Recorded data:
══════

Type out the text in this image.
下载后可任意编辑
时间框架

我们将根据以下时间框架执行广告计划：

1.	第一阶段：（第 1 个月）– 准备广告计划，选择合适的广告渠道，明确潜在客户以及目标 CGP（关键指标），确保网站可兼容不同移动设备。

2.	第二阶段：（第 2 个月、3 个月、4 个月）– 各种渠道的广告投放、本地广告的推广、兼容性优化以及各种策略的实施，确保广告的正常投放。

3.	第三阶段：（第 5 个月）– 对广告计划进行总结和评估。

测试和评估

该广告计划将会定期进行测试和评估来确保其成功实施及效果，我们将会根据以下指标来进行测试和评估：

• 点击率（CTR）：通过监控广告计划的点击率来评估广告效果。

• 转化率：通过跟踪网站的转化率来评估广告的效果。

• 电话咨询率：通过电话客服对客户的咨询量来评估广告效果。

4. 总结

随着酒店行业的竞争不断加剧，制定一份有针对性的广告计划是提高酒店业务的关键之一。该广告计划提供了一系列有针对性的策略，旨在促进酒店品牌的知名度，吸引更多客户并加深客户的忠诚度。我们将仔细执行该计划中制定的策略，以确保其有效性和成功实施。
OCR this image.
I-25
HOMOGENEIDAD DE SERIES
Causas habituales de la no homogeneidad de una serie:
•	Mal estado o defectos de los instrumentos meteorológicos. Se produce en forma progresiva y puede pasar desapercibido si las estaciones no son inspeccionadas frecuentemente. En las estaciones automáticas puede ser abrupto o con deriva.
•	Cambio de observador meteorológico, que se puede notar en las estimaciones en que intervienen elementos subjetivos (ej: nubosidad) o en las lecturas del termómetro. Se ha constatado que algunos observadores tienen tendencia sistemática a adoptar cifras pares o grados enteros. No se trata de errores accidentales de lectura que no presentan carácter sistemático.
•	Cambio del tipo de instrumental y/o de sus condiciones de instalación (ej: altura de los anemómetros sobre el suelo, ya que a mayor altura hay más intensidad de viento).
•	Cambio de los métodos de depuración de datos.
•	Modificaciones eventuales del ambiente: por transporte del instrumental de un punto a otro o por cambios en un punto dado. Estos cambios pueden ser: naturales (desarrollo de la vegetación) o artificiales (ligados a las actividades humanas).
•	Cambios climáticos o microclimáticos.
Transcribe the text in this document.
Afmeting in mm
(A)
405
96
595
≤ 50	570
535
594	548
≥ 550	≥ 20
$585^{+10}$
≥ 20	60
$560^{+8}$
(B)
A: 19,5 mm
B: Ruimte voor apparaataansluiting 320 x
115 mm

══════

Extract every line from the one with "Transcribe the text in this document." down to the final line above, both included, exactly as written.

■ Answer to the exercise:
Transcribe the text in this document.
Afmeting in mm
(A)
405
96
595
≤ 50	570
535
594	548
≥ 550	≥ 20
$585^{+10}$
≥ 20	60
$560^{+8}$
(B)
A: 19,5 mm
B: Ruimte voor apparaataansluiting 320 x
115 mm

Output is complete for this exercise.